• GIVEN RECORDS:
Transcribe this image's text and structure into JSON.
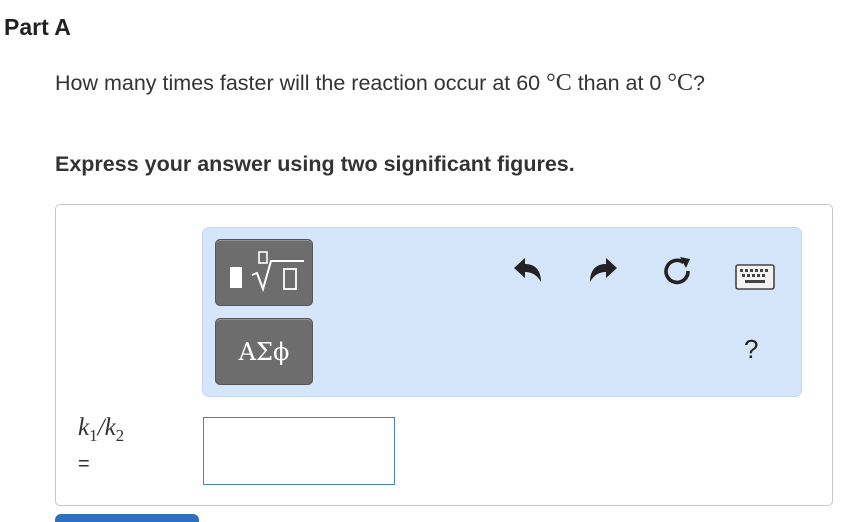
{
  "part_title": "Part A",
  "question": {
    "text_before": "How many times faster will the reaction occur at 60 ",
    "degree_c_1": "°C",
    "text_middle": " than at 0 ",
    "degree_c_2": "°C",
    "text_after": "?"
  },
  "instruction": "Express your answer using two significant figures.",
  "toolbar": {
    "greek_label": "ΑΣϕ",
    "help_label": "?"
  },
  "answer": {
    "label_k1": "k",
    "label_k1_sub": "1",
    "label_slash": "/",
    "label_k2": "k",
    "label_k2_sub": "2",
    "equals": "=",
    "value": ""
  },
  "colors": {
    "toolbar_bg": "#d6e6fa",
    "button_gray": "#6d6d6d",
    "input_border": "#4a7fc1",
    "submit_blue": "#2f6fbf"
  }
}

• TASK STATEMENT: Transcribe every entry word for word, but skip the pictures.

• SOLUTION TO THIS EXERCISE:
Transcribe this image's text and structure into JSON.
{
  "part_title": "Part A",
  "question": {
    "text_before": "How many times faster will the reaction occur at 60 ",
    "degree_c_1": "°C",
    "text_middle": " than at 0 ",
    "degree_c_2": "°C",
    "text_after": "?"
  },
  "instruction": "Express your answer using two significant figures.",
  "toolbar": {
    "greek_label": "ΑΣϕ",
    "help_label": "?"
  },
  "answer": {
    "label_k1": "k",
    "label_k1_sub": "1",
    "label_slash": "/",
    "label_k2": "k",
    "label_k2_sub": "2",
    "equals": "=",
    "value": ""
  },
  "colors": {
    "toolbar_bg": "#d6e6fa",
    "button_gray": "#6d6d6d",
    "input_border": "#4a7fc1",
    "submit_blue": "#2f6fbf"
  }
}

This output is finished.